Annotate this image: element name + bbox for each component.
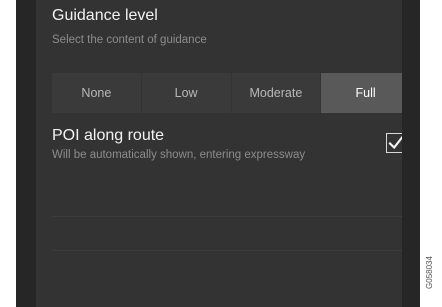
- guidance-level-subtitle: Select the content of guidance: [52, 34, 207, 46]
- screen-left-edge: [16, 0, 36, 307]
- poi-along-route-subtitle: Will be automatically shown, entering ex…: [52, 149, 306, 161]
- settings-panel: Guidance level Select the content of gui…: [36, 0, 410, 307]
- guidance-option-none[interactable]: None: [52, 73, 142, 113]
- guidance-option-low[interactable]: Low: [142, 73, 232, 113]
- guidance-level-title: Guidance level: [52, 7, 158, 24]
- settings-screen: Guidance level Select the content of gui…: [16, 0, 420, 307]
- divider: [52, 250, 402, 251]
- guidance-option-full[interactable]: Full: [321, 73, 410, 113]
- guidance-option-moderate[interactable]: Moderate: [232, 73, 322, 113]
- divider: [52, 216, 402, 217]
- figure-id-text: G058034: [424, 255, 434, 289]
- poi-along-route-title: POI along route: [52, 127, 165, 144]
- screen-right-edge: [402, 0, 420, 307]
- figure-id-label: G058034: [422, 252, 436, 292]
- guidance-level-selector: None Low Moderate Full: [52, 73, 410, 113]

____________________

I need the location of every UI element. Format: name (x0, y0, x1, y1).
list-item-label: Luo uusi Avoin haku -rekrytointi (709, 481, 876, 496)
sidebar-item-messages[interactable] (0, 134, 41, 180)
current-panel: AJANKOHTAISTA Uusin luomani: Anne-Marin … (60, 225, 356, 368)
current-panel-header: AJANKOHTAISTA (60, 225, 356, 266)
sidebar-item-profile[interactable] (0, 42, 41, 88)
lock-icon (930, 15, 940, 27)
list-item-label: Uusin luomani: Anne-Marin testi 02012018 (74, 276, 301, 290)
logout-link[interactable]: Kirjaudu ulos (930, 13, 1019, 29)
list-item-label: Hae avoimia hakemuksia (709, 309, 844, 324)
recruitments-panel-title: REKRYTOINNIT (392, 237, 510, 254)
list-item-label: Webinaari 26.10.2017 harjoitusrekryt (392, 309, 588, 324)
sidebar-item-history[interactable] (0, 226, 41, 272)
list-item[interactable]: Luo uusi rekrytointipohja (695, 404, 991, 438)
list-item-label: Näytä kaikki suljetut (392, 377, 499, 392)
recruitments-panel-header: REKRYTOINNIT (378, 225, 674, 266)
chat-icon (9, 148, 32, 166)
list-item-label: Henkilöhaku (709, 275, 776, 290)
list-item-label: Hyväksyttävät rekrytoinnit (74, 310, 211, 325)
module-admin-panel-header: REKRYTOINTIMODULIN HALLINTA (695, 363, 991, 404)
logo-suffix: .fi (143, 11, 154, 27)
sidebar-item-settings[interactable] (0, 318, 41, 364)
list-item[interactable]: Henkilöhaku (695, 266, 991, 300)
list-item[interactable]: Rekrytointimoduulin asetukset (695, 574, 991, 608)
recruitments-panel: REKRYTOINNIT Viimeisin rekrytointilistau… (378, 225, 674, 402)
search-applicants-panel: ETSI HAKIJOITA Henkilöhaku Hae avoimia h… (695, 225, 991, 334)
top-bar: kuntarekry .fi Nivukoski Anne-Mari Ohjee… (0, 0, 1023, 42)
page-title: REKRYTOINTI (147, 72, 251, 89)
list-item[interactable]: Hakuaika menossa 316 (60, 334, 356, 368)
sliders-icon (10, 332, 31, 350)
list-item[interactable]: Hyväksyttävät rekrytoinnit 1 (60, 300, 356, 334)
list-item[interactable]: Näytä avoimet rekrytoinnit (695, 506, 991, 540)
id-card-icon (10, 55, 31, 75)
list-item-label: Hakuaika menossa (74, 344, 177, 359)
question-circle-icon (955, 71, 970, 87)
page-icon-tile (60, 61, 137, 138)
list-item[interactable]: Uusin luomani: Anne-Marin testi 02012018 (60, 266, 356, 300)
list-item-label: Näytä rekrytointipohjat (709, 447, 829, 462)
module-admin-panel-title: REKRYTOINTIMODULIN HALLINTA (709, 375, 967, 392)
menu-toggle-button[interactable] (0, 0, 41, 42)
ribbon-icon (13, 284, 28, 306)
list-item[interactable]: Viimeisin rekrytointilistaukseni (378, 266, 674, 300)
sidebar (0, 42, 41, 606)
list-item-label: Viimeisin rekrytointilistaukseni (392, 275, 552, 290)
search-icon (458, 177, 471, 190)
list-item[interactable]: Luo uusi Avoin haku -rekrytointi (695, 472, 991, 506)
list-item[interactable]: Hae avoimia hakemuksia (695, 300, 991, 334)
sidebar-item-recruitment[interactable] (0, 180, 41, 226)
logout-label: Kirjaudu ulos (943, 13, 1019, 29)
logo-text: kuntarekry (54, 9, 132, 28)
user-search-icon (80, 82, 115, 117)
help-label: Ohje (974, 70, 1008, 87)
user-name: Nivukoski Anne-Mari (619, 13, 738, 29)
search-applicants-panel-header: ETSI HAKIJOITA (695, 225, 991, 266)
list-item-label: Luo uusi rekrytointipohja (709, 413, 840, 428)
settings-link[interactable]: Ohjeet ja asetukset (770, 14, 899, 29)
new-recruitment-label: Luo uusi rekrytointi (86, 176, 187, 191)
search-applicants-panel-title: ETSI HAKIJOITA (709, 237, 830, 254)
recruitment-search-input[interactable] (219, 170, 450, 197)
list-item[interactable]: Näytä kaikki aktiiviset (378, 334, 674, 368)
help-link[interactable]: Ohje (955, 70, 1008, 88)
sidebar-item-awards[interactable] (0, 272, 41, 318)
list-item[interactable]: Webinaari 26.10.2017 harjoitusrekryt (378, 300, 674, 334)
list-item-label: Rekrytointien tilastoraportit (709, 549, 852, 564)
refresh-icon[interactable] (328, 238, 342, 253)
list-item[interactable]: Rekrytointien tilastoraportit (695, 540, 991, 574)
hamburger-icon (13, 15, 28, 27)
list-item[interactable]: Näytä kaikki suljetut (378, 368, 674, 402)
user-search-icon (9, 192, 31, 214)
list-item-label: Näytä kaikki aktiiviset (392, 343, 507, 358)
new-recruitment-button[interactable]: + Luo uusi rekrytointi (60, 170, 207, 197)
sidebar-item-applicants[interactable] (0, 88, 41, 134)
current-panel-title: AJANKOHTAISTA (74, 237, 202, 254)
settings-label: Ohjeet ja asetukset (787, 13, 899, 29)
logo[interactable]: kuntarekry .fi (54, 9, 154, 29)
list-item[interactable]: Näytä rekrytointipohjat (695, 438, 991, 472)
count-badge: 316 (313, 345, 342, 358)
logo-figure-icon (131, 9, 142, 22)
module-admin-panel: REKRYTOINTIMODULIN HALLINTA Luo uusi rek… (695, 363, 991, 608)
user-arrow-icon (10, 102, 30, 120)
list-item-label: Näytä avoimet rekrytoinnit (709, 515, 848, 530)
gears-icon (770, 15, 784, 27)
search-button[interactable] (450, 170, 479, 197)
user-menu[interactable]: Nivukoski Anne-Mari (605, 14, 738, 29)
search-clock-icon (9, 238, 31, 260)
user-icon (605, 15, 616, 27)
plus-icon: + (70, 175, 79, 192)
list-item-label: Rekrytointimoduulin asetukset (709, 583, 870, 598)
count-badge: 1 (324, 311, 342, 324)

____________________

Could you quote the data from the line holding "Annotate this image: element" through the line holding "- guidance-level-selector: None", both included, and leave the picture out of your answer?

Annotate this image: element name + bbox for each component.
- guidance-level-subtitle: Select the content of guidance: [52, 34, 207, 46]
- screen-left-edge: [16, 0, 36, 307]
- poi-along-route-subtitle: Will be automatically shown, entering ex…: [52, 149, 306, 161]
- settings-panel: Guidance level Select the content of gui…: [36, 0, 410, 307]
- guidance-option-none[interactable]: None: [52, 73, 142, 113]
- guidance-option-low[interactable]: Low: [142, 73, 232, 113]
- guidance-level-title: Guidance level: [52, 7, 158, 24]
- settings-screen: Guidance level Select the content of gui…: [16, 0, 420, 307]
- divider: [52, 250, 402, 251]
- guidance-option-full[interactable]: Full: [321, 73, 410, 113]
- guidance-option-moderate[interactable]: Moderate: [232, 73, 322, 113]
- divider: [52, 216, 402, 217]
- figure-id-text: G058034: [424, 255, 434, 289]
- poi-along-route-title: POI along route: [52, 127, 165, 144]
- screen-right-edge: [402, 0, 420, 307]
- figure-id-label: G058034: [422, 252, 436, 292]
- guidance-level-selector: None Low Moderate Full: [52, 73, 410, 113]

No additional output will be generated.